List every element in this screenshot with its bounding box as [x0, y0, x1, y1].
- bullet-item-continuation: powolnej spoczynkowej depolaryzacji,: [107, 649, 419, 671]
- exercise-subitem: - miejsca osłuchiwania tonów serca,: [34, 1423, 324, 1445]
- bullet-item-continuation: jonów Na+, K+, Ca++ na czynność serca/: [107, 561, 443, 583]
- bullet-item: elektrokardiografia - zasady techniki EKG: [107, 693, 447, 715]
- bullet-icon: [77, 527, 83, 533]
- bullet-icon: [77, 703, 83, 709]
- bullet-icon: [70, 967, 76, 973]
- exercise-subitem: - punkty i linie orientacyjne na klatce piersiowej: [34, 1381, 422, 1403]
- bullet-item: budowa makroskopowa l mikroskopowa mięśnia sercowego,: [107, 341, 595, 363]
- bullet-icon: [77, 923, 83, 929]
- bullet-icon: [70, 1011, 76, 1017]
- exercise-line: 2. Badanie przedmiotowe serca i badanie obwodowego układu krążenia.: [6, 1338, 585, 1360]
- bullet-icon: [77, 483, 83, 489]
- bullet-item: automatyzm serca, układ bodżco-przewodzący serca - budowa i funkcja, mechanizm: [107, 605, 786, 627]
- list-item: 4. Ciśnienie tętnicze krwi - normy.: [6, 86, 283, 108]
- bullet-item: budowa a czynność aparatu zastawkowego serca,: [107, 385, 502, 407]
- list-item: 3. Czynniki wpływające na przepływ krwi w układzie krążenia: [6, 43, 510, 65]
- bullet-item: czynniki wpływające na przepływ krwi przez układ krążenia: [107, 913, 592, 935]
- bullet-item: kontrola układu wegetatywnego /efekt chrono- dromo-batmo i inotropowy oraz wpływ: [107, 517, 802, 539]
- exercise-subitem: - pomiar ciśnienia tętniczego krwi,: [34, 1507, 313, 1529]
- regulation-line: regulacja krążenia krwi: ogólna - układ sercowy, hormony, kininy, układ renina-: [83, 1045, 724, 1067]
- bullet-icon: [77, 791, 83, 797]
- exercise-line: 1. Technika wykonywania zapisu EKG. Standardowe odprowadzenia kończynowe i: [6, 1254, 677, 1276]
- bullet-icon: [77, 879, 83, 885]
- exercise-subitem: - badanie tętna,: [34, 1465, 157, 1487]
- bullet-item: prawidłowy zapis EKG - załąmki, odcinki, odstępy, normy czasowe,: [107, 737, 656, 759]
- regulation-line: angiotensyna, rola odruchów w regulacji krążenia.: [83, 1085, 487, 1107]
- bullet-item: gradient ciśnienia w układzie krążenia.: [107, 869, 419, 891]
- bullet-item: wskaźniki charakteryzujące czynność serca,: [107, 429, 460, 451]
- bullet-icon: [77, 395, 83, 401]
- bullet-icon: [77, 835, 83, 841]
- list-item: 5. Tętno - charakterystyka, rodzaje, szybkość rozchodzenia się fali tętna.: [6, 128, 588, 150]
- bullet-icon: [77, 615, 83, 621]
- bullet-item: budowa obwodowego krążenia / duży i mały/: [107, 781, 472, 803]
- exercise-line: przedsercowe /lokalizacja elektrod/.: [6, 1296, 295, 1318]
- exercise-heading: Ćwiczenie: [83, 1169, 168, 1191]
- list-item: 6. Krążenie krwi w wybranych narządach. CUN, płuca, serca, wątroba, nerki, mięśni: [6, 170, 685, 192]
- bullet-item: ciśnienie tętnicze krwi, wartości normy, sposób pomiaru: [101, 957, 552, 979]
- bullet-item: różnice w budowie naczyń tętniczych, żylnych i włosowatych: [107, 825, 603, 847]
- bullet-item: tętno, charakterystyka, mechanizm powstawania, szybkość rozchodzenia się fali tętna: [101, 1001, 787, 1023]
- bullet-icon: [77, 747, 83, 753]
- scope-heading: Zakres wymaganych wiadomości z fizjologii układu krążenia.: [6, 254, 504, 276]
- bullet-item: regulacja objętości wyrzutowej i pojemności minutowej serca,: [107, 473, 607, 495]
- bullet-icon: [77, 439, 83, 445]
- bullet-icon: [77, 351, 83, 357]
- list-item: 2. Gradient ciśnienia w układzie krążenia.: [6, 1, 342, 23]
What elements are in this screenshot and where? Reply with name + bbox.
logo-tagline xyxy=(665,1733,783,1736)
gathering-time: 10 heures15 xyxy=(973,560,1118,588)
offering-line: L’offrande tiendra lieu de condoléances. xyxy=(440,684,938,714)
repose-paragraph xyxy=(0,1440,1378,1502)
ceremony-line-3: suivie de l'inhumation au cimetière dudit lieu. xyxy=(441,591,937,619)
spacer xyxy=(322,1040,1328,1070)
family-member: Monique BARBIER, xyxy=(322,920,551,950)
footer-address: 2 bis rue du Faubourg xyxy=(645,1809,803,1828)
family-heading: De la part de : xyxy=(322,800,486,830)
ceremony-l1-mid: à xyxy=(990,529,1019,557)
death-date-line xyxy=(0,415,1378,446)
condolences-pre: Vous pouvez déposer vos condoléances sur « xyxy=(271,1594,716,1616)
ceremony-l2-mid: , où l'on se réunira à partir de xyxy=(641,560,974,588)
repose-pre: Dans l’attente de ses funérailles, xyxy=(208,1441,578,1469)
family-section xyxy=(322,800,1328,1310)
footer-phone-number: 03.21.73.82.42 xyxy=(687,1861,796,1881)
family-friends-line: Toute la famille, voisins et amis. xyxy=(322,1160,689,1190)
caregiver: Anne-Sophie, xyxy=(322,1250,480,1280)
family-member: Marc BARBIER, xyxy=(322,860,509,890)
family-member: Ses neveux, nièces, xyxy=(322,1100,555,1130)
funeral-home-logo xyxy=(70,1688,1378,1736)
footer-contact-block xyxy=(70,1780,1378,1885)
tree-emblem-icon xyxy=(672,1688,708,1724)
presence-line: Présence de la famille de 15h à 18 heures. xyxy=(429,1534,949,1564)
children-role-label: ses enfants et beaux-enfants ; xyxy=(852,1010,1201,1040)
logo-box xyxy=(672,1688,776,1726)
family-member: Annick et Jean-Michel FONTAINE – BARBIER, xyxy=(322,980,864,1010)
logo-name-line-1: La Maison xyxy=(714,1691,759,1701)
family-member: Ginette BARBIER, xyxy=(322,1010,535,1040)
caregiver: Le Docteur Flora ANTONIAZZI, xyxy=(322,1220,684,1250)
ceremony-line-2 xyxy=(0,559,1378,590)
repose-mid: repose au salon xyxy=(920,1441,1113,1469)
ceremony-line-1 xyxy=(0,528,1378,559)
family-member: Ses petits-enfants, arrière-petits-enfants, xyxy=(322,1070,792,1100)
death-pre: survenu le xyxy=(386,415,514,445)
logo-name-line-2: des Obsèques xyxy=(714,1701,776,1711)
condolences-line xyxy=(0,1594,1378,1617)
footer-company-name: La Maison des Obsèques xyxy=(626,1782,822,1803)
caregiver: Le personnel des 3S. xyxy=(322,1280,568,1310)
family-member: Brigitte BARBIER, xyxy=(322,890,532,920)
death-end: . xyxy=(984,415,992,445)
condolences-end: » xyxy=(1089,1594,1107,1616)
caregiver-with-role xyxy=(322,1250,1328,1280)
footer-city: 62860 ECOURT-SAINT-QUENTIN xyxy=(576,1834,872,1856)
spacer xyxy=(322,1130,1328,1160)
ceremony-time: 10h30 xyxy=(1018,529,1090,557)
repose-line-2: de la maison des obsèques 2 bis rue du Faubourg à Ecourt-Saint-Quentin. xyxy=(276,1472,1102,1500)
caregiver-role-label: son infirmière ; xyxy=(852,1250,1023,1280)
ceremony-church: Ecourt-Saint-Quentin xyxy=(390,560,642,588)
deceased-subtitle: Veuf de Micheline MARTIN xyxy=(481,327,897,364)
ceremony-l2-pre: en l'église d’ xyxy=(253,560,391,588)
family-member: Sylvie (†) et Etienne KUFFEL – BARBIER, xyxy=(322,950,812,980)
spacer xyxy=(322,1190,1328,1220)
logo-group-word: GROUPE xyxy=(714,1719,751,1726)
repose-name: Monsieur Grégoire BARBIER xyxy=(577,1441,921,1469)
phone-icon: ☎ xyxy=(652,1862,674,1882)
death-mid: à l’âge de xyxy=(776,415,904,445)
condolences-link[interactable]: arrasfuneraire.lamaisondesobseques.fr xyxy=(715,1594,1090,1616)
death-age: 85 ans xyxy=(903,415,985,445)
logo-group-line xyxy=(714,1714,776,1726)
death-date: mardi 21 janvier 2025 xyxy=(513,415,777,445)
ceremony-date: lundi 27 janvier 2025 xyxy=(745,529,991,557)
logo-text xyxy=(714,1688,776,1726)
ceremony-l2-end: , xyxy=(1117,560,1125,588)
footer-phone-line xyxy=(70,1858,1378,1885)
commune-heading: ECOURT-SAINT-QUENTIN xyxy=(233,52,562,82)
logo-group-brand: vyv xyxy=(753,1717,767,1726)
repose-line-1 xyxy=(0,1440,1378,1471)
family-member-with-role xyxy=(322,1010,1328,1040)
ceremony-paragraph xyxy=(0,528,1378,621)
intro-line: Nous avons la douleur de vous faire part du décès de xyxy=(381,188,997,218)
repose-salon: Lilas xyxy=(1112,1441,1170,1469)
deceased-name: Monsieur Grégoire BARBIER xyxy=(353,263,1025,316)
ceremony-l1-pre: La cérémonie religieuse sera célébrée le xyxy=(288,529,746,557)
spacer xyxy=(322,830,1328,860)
###
Given instruction
Please retype the entries word for word, starting from the very first line and stopping after the line that contains "- bullet-item-continuation: jonów".

Completed exercise
List every element in this screenshot with its bounding box as [x0, y0, x1, y1].
- bullet-item-continuation: powolnej spoczynkowej depolaryzacji,: [107, 649, 419, 671]
- exercise-subitem: - miejsca osłuchiwania tonów serca,: [34, 1423, 324, 1445]
- bullet-item-continuation: jonów Na+, K+, Ca++ na czynność serca/: [107, 561, 443, 583]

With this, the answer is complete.